EXERCISE: Write out every line below that includes the word "ученика".

(Collected data)
"""
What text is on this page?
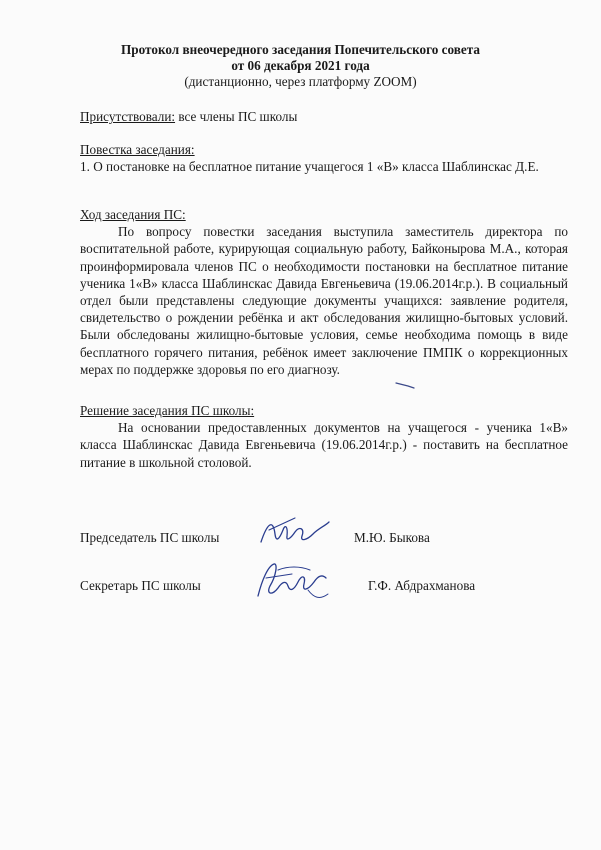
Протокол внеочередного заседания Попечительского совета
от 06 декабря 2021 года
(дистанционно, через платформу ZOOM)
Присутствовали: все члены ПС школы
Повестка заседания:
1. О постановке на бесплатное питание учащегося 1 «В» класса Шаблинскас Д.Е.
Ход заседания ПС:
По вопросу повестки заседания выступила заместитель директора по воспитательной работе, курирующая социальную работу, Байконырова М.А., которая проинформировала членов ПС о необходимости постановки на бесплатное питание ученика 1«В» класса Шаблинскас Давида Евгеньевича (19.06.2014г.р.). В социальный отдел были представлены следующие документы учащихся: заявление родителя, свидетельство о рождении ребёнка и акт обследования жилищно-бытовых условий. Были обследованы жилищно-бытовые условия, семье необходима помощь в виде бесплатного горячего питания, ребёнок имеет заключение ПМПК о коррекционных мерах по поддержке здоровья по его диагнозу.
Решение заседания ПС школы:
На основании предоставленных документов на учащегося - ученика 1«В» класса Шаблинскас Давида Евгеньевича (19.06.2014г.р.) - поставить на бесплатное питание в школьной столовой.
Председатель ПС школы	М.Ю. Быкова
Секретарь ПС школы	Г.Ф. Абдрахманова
"""
SOLVED PROBLEM:
По вопросу повестки заседания выступила заместитель директора по воспитательной работе, курирующая социальную работу, Байконырова М.А., которая проинформировала членов ПС о необходимости постановки на бесплатное питание ученика 1«В» класса Шаблинскас Давида Евгеньевича (19.06.2014г.р.). В социальный отдел были представлены следующие документы учащихся: заявление родителя, свидетельство о рождении ребёнка и акт обследования жилищно-бытовых условий. Были обследованы жилищно-бытовые условия, семье необходима помощь в виде бесплатного горячего питания, ребёнок имеет заключение ПМПК о коррекционных мерах по поддержке здоровья по его диагнозу.
На основании предоставленных документов на учащегося - ученика 1«В» класса Шаблинскас Давида Евгеньевича (19.06.2014г.р.) - поставить на бесплатное питание в школьной столовой.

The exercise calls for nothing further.